[Prompt]:
Reproduce each line that includes the word "ROUE".

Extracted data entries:

____

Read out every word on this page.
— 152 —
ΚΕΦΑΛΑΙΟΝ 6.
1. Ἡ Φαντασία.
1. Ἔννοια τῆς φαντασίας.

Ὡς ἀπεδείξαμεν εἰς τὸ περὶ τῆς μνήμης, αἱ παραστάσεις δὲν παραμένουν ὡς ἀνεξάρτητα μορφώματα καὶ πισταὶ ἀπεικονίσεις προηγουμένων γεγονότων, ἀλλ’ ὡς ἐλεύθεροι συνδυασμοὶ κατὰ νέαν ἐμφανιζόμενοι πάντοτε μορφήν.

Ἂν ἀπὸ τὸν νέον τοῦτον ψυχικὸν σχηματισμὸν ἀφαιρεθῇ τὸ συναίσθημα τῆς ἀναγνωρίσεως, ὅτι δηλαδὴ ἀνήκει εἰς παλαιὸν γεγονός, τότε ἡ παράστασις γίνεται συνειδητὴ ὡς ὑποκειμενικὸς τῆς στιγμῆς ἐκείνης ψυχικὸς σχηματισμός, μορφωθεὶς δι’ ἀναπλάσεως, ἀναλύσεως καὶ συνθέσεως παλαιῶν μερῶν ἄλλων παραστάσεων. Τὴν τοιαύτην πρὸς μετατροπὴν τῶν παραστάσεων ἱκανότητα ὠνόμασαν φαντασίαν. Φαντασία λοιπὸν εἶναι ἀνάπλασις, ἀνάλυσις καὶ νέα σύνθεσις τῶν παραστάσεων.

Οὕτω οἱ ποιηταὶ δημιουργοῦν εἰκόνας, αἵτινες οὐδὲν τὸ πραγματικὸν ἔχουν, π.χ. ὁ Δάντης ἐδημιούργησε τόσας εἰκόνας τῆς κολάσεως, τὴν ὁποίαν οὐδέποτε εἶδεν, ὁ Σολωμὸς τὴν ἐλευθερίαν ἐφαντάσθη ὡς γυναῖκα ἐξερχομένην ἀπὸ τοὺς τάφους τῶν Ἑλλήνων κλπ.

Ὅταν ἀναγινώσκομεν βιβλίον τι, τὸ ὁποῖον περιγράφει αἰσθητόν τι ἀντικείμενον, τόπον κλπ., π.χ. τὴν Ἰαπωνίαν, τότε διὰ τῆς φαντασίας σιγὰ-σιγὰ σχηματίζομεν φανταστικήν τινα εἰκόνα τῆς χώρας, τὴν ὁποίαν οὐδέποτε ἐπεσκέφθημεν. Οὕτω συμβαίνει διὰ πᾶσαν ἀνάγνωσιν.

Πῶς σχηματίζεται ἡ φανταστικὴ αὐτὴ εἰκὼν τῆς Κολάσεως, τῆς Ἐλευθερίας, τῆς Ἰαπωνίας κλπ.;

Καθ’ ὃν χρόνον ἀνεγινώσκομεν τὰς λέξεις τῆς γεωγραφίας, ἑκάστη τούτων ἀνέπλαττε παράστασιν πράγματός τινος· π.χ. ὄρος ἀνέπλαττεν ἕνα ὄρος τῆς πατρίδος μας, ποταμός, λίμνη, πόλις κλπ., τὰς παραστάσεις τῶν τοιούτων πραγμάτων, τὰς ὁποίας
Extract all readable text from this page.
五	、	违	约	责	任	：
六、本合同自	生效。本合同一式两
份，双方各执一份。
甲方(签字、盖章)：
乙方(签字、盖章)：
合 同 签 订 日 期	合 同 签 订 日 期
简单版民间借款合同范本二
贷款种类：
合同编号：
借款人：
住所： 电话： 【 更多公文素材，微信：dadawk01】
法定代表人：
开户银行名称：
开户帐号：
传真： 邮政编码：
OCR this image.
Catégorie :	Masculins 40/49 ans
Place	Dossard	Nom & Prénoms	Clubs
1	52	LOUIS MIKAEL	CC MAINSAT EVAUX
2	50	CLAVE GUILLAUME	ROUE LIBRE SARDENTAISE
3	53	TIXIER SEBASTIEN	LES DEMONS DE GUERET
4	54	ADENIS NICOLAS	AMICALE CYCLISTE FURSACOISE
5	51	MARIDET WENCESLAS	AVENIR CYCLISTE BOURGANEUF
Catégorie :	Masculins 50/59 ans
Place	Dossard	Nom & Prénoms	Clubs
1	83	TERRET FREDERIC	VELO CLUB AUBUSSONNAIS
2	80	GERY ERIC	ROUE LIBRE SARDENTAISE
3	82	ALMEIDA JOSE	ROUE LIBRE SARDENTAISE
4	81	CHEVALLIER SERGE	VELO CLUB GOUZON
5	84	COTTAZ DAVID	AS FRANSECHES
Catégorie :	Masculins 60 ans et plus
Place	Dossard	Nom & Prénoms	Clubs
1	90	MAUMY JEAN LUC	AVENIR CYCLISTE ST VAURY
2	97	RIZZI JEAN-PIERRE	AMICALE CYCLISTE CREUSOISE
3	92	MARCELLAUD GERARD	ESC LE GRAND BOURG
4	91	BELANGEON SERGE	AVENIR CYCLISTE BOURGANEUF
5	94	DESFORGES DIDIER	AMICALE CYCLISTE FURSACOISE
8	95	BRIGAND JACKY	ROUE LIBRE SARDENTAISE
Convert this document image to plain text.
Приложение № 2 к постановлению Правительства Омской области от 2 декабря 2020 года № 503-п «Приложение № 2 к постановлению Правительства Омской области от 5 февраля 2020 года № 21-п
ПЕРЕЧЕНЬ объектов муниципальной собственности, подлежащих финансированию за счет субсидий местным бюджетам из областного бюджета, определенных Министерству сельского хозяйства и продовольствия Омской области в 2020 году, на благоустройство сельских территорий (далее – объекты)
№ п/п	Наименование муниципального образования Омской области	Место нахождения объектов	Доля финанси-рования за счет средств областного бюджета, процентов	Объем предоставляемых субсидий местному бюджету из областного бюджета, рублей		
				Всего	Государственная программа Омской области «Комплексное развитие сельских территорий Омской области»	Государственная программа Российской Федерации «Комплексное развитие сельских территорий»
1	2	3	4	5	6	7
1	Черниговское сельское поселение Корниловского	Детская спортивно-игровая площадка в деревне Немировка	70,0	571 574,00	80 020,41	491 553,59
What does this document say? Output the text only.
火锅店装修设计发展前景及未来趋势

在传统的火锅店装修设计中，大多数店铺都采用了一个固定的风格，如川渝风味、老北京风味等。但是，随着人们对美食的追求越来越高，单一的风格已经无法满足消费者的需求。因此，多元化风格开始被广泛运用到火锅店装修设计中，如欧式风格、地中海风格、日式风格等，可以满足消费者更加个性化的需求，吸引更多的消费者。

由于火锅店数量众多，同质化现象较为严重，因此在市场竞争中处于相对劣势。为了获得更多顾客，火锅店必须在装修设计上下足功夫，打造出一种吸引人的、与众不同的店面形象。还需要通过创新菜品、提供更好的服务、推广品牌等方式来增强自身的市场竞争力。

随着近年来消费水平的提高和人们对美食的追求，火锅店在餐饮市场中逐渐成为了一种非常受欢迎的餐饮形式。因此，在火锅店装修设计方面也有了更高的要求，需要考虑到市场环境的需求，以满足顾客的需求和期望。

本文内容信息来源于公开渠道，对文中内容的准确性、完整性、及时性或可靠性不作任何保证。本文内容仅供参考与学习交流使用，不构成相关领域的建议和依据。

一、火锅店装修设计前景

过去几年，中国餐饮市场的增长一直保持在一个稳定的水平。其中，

____

[Written reply]:
2	50	CLAVE GUILLAUME	ROUE LIBRE SARDENTAISE
2	80	GERY ERIC	ROUE LIBRE SARDENTAISE
3	82	ALMEIDA JOSE	ROUE LIBRE SARDENTAISE
8	95	BRIGAND JACKY	ROUE LIBRE SARDENTAISE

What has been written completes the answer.